→ Problem details: Quote every line as given.

________

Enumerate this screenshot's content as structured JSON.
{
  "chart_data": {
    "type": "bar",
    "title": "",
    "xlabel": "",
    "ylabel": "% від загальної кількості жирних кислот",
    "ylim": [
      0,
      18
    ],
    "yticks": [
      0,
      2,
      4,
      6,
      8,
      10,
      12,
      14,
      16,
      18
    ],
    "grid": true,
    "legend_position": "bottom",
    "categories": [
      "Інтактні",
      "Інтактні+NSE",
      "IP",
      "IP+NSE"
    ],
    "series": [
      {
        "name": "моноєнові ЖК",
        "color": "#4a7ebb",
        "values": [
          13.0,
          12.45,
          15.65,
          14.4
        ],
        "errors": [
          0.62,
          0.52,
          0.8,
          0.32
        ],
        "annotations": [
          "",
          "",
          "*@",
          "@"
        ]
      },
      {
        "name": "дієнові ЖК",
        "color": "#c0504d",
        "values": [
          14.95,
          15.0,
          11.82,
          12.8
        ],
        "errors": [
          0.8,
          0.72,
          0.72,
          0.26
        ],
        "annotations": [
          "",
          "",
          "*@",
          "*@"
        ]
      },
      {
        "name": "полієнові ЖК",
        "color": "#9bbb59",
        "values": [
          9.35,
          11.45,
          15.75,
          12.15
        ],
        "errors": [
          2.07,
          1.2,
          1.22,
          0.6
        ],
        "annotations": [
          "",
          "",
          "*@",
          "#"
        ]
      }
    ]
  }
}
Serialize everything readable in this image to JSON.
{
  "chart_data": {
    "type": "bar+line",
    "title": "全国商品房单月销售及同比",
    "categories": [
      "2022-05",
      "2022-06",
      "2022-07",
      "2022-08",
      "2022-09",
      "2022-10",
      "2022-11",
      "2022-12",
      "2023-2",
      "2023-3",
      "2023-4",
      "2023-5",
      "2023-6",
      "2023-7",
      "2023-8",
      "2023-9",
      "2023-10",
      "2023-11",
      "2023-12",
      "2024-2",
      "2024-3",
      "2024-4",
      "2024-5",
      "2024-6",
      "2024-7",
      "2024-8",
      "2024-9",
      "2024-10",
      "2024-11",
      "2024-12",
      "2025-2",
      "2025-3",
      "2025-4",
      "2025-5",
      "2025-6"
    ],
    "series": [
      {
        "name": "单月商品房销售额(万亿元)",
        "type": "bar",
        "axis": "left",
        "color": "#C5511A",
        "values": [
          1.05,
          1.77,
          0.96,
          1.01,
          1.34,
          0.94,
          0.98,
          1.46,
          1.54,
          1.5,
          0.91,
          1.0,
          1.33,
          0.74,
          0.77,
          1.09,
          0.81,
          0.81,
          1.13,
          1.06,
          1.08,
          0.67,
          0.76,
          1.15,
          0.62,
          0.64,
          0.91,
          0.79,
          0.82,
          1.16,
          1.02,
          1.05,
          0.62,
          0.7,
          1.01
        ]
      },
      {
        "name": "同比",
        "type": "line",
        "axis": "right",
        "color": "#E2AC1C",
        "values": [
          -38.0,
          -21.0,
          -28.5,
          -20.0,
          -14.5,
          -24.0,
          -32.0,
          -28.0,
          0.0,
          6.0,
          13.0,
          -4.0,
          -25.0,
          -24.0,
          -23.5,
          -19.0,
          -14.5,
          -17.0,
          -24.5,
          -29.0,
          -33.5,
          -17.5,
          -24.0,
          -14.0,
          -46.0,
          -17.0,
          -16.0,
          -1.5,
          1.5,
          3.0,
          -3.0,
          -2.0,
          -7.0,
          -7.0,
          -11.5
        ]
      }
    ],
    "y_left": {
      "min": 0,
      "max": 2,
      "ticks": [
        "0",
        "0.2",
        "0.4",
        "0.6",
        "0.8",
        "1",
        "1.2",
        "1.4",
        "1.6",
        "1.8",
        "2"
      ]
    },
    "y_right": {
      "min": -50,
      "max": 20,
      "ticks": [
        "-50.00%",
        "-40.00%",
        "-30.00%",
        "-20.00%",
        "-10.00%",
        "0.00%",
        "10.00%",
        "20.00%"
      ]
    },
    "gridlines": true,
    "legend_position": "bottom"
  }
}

________

→ The completed task:
Enumerate this screenshot's content as structured JSON.
{
  "chart_data": {
    "type": "bar",
    "title": "",
    "xlabel": "",
    "ylabel": "% від загальної кількості жирних кислот",
    "ylim": [
      0,
      18
    ],
    "yticks": [
      0,
      2,
      4,
      6,
      8,
      10,
      12,
      14,
      16,
      18
    ],
    "grid": true,
    "legend_position": "bottom",
    "categories": [
      "Інтактні",
      "Інтактні+NSE",
      "IP",
      "IP+NSE"
    ],
    "series": [
      {
        "name": "моноєнові ЖК",
        "color": "#4a7ebb",
        "values": [
          13.0,
          12.45,
          15.65,
          14.4
        ],
        "errors": [
          0.62,
          0.52,
          0.8,
          0.32
        ],
        "annotations": [
          "",
          "",
          "*@",
          "@"
        ]
      },
      {
        "name": "дієнові ЖК",
        "color": "#c0504d",
        "values": [
          14.95,
          15.0,
          11.82,
          12.8
        ],
        "errors": [
          0.8,
          0.72,
          0.72,
          0.26
        ],
        "annotations": [
          "",
          "",
          "*@",
          "*@"
        ]
      },
      {
        "name": "полієнові ЖК",
        "color": "#9bbb59",
        "values": [
          9.35,
          11.45,
          15.75,
          12.15
        ],
        "errors": [
          2.07,
          1.2,
          1.22,
          0.6
        ],
        "annotations": [
          "",
          "",
          "*@",
          "#"
        ]
      }
    ]
  }
}
Serialize everything readable in this image to JSON.
{
  "chart_data": {
    "type": "bar+line",
    "title": "全国商品房单月销售及同比",
    "categories": [
      "2022-05",
      "2022-06",
      "2022-07",
      "2022-08",
      "2022-09",
      "2022-10",
      "2022-11",
      "2022-12",
      "2023-2",
      "2023-3",
      "2023-4",
      "2023-5",
      "2023-6",
      "2023-7",
      "2023-8",
      "2023-9",
      "2023-10",
      "2023-11",
      "2023-12",
      "2024-2",
      "2024-3",
      "2024-4",
      "2024-5",
      "2024-6",
      "2024-7",
      "2024-8",
      "2024-9",
      "2024-10",
      "2024-11",
      "2024-12",
      "2025-2",
      "2025-3",
      "2025-4",
      "2025-5",
      "2025-6"
    ],
    "series": [
      {
        "name": "单月商品房销售额(万亿元)",
        "type": "bar",
        "axis": "left",
        "color": "#C5511A",
        "values": [
          1.05,
          1.77,
          0.96,
          1.01,
          1.34,
          0.94,
          0.98,
          1.46,
          1.54,
          1.5,
          0.91,
          1.0,
          1.33,
          0.74,
          0.77,
          1.09,
          0.81,
          0.81,
          1.13,
          1.06,
          1.08,
          0.67,
          0.76,
          1.15,
          0.62,
          0.64,
          0.91,
          0.79,
          0.82,
          1.16,
          1.02,
          1.05,
          0.62,
          0.7,
          1.01
        ]
      },
      {
        "name": "同比",
        "type": "line",
        "axis": "right",
        "color": "#E2AC1C",
        "values": [
          -38.0,
          -21.0,
          -28.5,
          -20.0,
          -14.5,
          -24.0,
          -32.0,
          -28.0,
          0.0,
          6.0,
          13.0,
          -4.0,
          -25.0,
          -24.0,
          -23.5,
          -19.0,
          -14.5,
          -17.0,
          -24.5,
          -29.0,
          -33.5,
          -17.5,
          -24.0,
          -14.0,
          -46.0,
          -17.0,
          -16.0,
          -1.5,
          1.5,
          3.0,
          -3.0,
          -2.0,
          -7.0,
          -7.0,
          -11.5
        ]
      }
    ],
    "y_left": {
      "min": 0,
      "max": 2,
      "ticks": [
        "0",
        "0.2",
        "0.4",
        "0.6",
        "0.8",
        "1",
        "1.2",
        "1.4",
        "1.6",
        "1.8",
        "2"
      ]
    },
    "y_right": {
      "min": -50,
      "max": 20,
      "ticks": [
        "-50.00%",
        "-40.00%",
        "-30.00%",
        "-20.00%",
        "-10.00%",
        "0.00%",
        "10.00%",
        "20.00%"
      ]
    },
    "gridlines": true,
    "legend_position": "bottom"
  }
}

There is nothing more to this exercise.